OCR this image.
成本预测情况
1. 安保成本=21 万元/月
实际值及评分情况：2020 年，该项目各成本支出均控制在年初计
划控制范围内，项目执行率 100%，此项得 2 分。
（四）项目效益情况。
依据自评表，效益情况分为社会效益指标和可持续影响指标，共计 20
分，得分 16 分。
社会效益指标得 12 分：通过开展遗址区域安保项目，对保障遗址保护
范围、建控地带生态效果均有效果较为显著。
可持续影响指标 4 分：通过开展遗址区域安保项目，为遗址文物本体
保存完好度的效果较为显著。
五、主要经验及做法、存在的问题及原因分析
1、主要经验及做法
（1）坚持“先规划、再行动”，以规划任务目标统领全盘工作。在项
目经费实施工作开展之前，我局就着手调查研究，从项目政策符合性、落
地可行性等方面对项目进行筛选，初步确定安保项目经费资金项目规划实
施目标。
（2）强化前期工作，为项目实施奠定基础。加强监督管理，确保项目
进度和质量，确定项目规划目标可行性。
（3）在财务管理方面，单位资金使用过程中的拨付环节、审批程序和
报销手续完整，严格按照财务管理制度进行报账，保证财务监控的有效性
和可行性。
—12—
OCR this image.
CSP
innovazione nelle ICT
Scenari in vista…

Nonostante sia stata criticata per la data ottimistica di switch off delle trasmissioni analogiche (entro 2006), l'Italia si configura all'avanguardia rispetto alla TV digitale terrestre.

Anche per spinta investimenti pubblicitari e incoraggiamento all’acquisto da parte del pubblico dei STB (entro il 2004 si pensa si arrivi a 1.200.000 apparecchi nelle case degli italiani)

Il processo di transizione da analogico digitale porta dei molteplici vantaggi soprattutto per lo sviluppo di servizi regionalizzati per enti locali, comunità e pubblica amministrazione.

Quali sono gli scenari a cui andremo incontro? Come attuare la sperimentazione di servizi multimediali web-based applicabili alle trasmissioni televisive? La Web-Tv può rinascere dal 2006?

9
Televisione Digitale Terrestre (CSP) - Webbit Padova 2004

——

## SET EXERCISE
Copy each line of the data that contains the word "nelle".

## OUTPUT BELOW
innovazione nelle ICT
Anche per spinta investimenti pubblicitari e incoraggiamento all’acquisto da parte del pubblico dei STB (entro il 2004 si pensa si arrivi a 1.200.000 apparecchi nelle case degli italiani)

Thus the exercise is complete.